A run of records:
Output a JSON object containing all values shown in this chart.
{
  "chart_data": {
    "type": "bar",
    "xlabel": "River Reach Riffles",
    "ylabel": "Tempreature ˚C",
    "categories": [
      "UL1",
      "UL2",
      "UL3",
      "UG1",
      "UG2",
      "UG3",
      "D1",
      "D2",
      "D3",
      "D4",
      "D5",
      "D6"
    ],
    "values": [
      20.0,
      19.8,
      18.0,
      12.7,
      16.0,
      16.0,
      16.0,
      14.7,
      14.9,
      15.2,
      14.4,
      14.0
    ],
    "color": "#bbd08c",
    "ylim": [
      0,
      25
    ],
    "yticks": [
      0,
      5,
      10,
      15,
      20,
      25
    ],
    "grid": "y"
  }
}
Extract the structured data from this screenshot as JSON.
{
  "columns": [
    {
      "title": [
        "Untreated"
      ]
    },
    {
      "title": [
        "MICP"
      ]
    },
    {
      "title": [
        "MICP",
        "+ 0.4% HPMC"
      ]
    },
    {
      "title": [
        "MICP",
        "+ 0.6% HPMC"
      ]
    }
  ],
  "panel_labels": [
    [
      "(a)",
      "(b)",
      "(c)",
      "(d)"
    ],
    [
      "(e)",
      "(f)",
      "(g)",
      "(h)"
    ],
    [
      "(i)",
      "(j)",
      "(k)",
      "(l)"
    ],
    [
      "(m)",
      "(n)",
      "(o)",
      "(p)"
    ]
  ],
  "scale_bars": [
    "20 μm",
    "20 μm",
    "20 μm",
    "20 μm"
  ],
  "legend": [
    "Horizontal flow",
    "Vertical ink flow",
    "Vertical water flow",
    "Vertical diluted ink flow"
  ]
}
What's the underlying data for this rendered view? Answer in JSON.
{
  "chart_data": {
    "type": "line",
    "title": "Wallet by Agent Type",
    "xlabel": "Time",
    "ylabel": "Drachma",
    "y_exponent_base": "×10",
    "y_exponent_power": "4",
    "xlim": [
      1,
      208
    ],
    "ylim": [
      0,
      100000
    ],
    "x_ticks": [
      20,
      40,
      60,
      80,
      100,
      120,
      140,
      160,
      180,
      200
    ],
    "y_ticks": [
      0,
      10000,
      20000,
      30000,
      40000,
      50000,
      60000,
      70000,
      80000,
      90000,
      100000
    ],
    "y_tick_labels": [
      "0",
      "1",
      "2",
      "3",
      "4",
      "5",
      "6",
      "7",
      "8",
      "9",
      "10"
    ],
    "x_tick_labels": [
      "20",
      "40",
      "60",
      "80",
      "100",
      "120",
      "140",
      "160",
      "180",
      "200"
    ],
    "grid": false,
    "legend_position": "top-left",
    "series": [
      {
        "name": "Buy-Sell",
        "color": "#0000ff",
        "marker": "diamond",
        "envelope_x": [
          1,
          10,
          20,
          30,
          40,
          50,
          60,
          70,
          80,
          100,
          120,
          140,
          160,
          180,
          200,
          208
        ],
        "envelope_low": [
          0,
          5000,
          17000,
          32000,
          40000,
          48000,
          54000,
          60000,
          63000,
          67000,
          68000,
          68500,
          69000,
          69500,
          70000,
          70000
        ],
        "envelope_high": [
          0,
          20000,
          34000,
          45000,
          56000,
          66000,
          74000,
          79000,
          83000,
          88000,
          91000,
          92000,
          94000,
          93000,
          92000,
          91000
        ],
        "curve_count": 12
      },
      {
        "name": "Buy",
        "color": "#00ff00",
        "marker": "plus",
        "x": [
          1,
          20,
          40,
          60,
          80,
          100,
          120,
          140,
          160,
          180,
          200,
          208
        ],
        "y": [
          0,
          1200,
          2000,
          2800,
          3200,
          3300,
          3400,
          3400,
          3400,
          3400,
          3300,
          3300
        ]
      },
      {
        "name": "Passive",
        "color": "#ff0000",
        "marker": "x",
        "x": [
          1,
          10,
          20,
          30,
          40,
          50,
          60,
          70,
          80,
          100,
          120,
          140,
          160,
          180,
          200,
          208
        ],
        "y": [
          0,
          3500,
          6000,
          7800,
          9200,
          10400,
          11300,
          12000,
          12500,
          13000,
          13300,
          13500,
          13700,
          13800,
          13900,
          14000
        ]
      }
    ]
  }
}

| WHAT IS REQUIRED |
Every record should be repeated exactly; please leave none out.

| SOLUTION TO THE EXERCISE |
Output a JSON object containing all values shown in this chart.
{
  "chart_data": {
    "type": "bar",
    "xlabel": "River Reach Riffles",
    "ylabel": "Tempreature ˚C",
    "categories": [
      "UL1",
      "UL2",
      "UL3",
      "UG1",
      "UG2",
      "UG3",
      "D1",
      "D2",
      "D3",
      "D4",
      "D5",
      "D6"
    ],
    "values": [
      20.0,
      19.8,
      18.0,
      12.7,
      16.0,
      16.0,
      16.0,
      14.7,
      14.9,
      15.2,
      14.4,
      14.0
    ],
    "color": "#bbd08c",
    "ylim": [
      0,
      25
    ],
    "yticks": [
      0,
      5,
      10,
      15,
      20,
      25
    ],
    "grid": "y"
  }
}
Extract the structured data from this screenshot as JSON.
{
  "columns": [
    {
      "title": [
        "Untreated"
      ]
    },
    {
      "title": [
        "MICP"
      ]
    },
    {
      "title": [
        "MICP",
        "+ 0.4% HPMC"
      ]
    },
    {
      "title": [
        "MICP",
        "+ 0.6% HPMC"
      ]
    }
  ],
  "panel_labels": [
    [
      "(a)",
      "(b)",
      "(c)",
      "(d)"
    ],
    [
      "(e)",
      "(f)",
      "(g)",
      "(h)"
    ],
    [
      "(i)",
      "(j)",
      "(k)",
      "(l)"
    ],
    [
      "(m)",
      "(n)",
      "(o)",
      "(p)"
    ]
  ],
  "scale_bars": [
    "20 μm",
    "20 μm",
    "20 μm",
    "20 μm"
  ],
  "legend": [
    "Horizontal flow",
    "Vertical ink flow",
    "Vertical water flow",
    "Vertical diluted ink flow"
  ]
}
What's the underlying data for this rendered view? Answer in JSON.
{
  "chart_data": {
    "type": "line",
    "title": "Wallet by Agent Type",
    "xlabel": "Time",
    "ylabel": "Drachma",
    "y_exponent_base": "×10",
    "y_exponent_power": "4",
    "xlim": [
      1,
      208
    ],
    "ylim": [
      0,
      100000
    ],
    "x_ticks": [
      20,
      40,
      60,
      80,
      100,
      120,
      140,
      160,
      180,
      200
    ],
    "y_ticks": [
      0,
      10000,
      20000,
      30000,
      40000,
      50000,
      60000,
      70000,
      80000,
      90000,
      100000
    ],
    "y_tick_labels": [
      "0",
      "1",
      "2",
      "3",
      "4",
      "5",
      "6",
      "7",
      "8",
      "9",
      "10"
    ],
    "x_tick_labels": [
      "20",
      "40",
      "60",
      "80",
      "100",
      "120",
      "140",
      "160",
      "180",
      "200"
    ],
    "grid": false,
    "legend_position": "top-left",
    "series": [
      {
        "name": "Buy-Sell",
        "color": "#0000ff",
        "marker": "diamond",
        "envelope_x": [
          1,
          10,
          20,
          30,
          40,
          50,
          60,
          70,
          80,
          100,
          120,
          140,
          160,
          180,
          200,
          208
        ],
        "envelope_low": [
          0,
          5000,
          17000,
          32000,
          40000,
          48000,
          54000,
          60000,
          63000,
          67000,
          68000,
          68500,
          69000,
          69500,
          70000,
          70000
        ],
        "envelope_high": [
          0,
          20000,
          34000,
          45000,
          56000,
          66000,
          74000,
          79000,
          83000,
          88000,
          91000,
          92000,
          94000,
          93000,
          92000,
          91000
        ],
        "curve_count": 12
      },
      {
        "name": "Buy",
        "color": "#00ff00",
        "marker": "plus",
        "x": [
          1,
          20,
          40,
          60,
          80,
          100,
          120,
          140,
          160,
          180,
          200,
          208
        ],
        "y": [
          0,
          1200,
          2000,
          2800,
          3200,
          3300,
          3400,
          3400,
          3400,
          3400,
          3300,
          3300
        ]
      },
      {
        "name": "Passive",
        "color": "#ff0000",
        "marker": "x",
        "x": [
          1,
          10,
          20,
          30,
          40,
          50,
          60,
          70,
          80,
          100,
          120,
          140,
          160,
          180,
          200,
          208
        ],
        "y": [
          0,
          3500,
          6000,
          7800,
          9200,
          10400,
          11300,
          12000,
          12500,
          13000,
          13300,
          13500,
          13700,
          13800,
          13900,
          14000
        ]
      }
    ]
  }
}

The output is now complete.